At the close of proceedings Mosley and Joyce, accompanied by a large body of blackshirts, marched along the Esplanade.They were protected by all nineteen available members of the Borough's police force. The crowd of protesters, estimated as around 2,000 people, attempted to block their path. A ninety-six-year-old woman, Doreen Hodgkins, was struck on the head by a Blackshirt before being escorted away. When the Blackshirts retreated inside, the crowd began to chant: "Poor old Mosley's got the wind up!" (150)

The Fascists went into Montague Street in an attempt to get to their headquarters in Anne Street. The author of Storm Tide: Worthing 1933-1939 (2008) has pointed out: "Sir Oswald, clearly out of countenance and feeling menaced, at once ordered his tough, battle-hardened bodyguards - all of imposing physique and, like their leader, towering over the policemen on duty - to close ranks and adopt their fighting stance which, unsurprisingly, as all were trained boxers, had been modelled on, and closely resembled, that of a prize fighter." (151)

Superintendent Bristow later claimed that a crowd of about 400 people attempted to stop the Blackshirts from getting to their headquarters. Francis Skilton, a solicitor's clerk who had left his home at 30 Normandy Road to post a letter at the Central Post Office in Chapel Road, and got caught up in the fighting. A witness, John Birts, later told the police that Skilton had been "savagely attacked by at least three Blackshirts." (152)

According to The Evening Argus: "The fascists fought their way to Mitchell's Cafe and barricaded themselves inside as opponents smashed windows and threw tomatoes. As midnight loomed, they broke out and marched along South Street to Warwick Street. One woman bystander was punched in the face in what witnesses described as 'guerrilla warfare'. There were casualties on both sides as a 'seething, struggling mass of howling people' became engaged in running battles. People in nightclothes watched in amazement from bedroom windows overlooking the scene." (153)

Excerpts from a layout annotation set:
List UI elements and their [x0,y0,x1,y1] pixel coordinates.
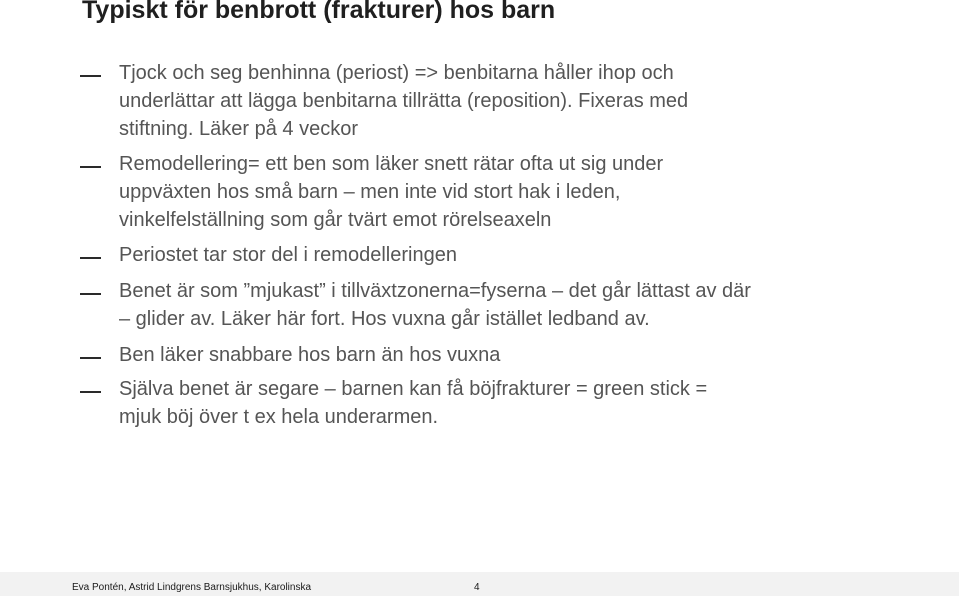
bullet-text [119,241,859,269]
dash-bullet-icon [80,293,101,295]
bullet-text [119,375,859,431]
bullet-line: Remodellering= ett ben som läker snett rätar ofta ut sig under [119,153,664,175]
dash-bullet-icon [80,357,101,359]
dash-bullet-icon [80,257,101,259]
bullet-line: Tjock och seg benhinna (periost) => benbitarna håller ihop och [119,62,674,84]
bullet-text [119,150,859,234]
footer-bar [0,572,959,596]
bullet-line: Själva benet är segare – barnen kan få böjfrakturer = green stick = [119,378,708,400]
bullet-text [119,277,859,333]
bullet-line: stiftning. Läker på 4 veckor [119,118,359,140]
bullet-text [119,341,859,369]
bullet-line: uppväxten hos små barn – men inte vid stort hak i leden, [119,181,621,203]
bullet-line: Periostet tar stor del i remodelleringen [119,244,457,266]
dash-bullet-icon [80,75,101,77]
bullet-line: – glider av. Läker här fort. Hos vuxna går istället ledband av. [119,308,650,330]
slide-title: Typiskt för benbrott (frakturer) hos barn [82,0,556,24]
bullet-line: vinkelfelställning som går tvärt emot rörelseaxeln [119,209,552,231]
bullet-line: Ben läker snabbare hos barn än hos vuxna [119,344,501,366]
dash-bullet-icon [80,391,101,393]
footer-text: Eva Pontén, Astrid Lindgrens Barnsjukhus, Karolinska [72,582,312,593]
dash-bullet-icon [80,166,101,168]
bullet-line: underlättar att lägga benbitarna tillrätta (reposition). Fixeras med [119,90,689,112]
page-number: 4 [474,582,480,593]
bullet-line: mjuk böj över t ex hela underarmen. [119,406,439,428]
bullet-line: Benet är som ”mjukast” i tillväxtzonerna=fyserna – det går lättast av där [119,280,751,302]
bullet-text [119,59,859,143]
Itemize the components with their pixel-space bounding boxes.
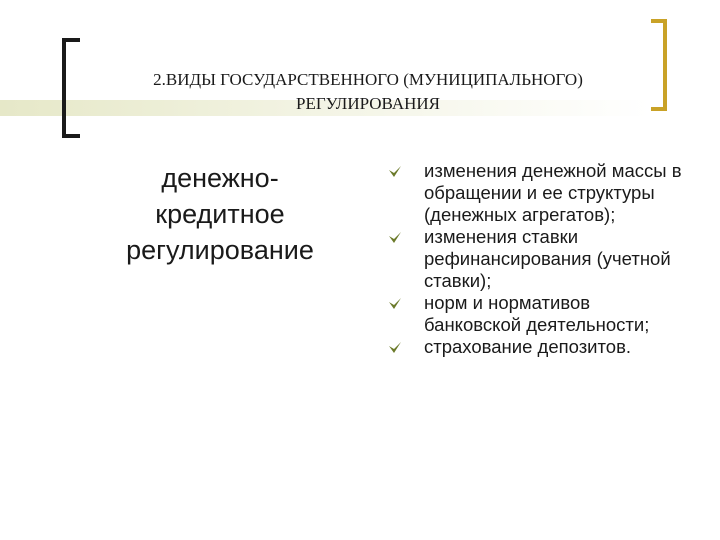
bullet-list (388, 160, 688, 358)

### WHAT THE TASK REQUIRES
Continue the account of the Blackshirt march in Worthing from the point where it stops. The rows are separate material and have no connection to the account of the Blackshirt march in Worthing.

### WRITTEN REPLY
The next day the police arrested Oswald Mosley, Charles Budd, William Joyce and Bernard Mullans and accused them of "with others unknown they did riotously assemble together against the peace". The court case took place on 14th November 1934. Charles Budd claimed that he telephoned the police three times on the day of the rally to warn them that he believed "trouble" had been planned for the event. A member of the Anti-Fascist New World Fellowship had told him that "we'll get you tonight". Budd had pleaded for police protection but only four men had turned up that night. He argued that there had been a conspiracy against the BUF that involved both the police and the Town Council.

Several witnesses gave evidence in favour of the BUF members. Eric Redwood - a barrister from Chiddingfield, said that the trouble was caused by a gang of "trouble-seeking roughs" and that Budd, Mosley, Joyce and Mullans "acted with admirable restraint". Herbert Tuffnell, a retired District Commissioner of Uganda, also claimed that it was the anti-fascists who started the fighting. (154)

Joyce, in evidence, said that "any suggestion that they came down to Worthing to beat up the crowd was ridiculous in the highest degree. They were menaced and insulted by people in the crowd." Mullans claimed that told an anti-fascist demonstrator that he "should be ashamed for using insulting language in the presence of women". The man then hit in the eye and he retaliated by punching the man in the mouth. (155)

John Flowers, the prosecuting council told the jury that "if you come to the conclusion that there was an organised opposition by roughs and communists and others against the Fascists... that this brought about the violence and that the defendants and their followers were protecting themselves against violence, it will not be my duty to ask you to find them guilty." The jury agreed and all the men were found not guilty. (156)

Mosley and Anti-Semitism

In the early days of the British Union of Fascist, Mosley expressed anti-Semitic comments. On one occasion, the Jewish boxer, Ted "Kid" Lewis (born Solomon Mendeloff), punched Mosley in the face after he admitted to being anti-Semitic. Harold Nicholson advised Mosley against following the policy of Adolf Hitler in Nazi Germany. He argued that an "openly anti-Semitic movement would be counter-productive, in terms of converting public opinion, because of Britain's underlying liberal culture." (157)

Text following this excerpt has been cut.